### Problem statement
Give all of the lines again exactly as they read.

________

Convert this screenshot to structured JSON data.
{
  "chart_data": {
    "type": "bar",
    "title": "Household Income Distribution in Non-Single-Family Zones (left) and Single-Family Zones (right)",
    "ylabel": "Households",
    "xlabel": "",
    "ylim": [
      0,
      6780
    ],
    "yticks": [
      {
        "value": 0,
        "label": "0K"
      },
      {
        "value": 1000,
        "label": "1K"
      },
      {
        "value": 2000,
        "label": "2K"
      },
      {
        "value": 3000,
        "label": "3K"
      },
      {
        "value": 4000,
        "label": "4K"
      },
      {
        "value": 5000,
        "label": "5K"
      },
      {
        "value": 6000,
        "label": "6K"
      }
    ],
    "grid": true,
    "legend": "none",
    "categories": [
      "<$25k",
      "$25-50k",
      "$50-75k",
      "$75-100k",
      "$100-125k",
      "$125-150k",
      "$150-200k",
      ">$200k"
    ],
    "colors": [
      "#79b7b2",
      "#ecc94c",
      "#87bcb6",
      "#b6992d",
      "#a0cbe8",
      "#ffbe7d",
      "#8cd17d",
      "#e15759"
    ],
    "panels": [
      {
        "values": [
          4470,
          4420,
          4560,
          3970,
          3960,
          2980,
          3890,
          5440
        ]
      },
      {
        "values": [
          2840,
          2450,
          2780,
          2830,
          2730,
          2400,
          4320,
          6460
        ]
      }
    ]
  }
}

________

### Exercise response
Convert this screenshot to structured JSON data.
{
  "chart_data": {
    "type": "bar",
    "title": "Household Income Distribution in Non-Single-Family Zones (left) and Single-Family Zones (right)",
    "ylabel": "Households",
    "xlabel": "",
    "ylim": [
      0,
      6780
    ],
    "yticks": [
      {
        "value": 0,
        "label": "0K"
      },
      {
        "value": 1000,
        "label": "1K"
      },
      {
        "value": 2000,
        "label": "2K"
      },
      {
        "value": 3000,
        "label": "3K"
      },
      {
        "value": 4000,
        "label": "4K"
      },
      {
        "value": 5000,
        "label": "5K"
      },
      {
        "value": 6000,
        "label": "6K"
      }
    ],
    "grid": true,
    "legend": "none",
    "categories": [
      "<$25k",
      "$25-50k",
      "$50-75k",
      "$75-100k",
      "$100-125k",
      "$125-150k",
      "$150-200k",
      ">$200k"
    ],
    "colors": [
      "#79b7b2",
      "#ecc94c",
      "#87bcb6",
      "#b6992d",
      "#a0cbe8",
      "#ffbe7d",
      "#8cd17d",
      "#e15759"
    ],
    "panels": [
      {
        "values": [
          4470,
          4420,
          4560,
          3970,
          3960,
          2980,
          3890,
          5440
        ]
      },
      {
        "values": [
          2840,
          2450,
          2780,
          2830,
          2730,
          2400,
          4320,
          6460
        ]
      }
    ]
  }
}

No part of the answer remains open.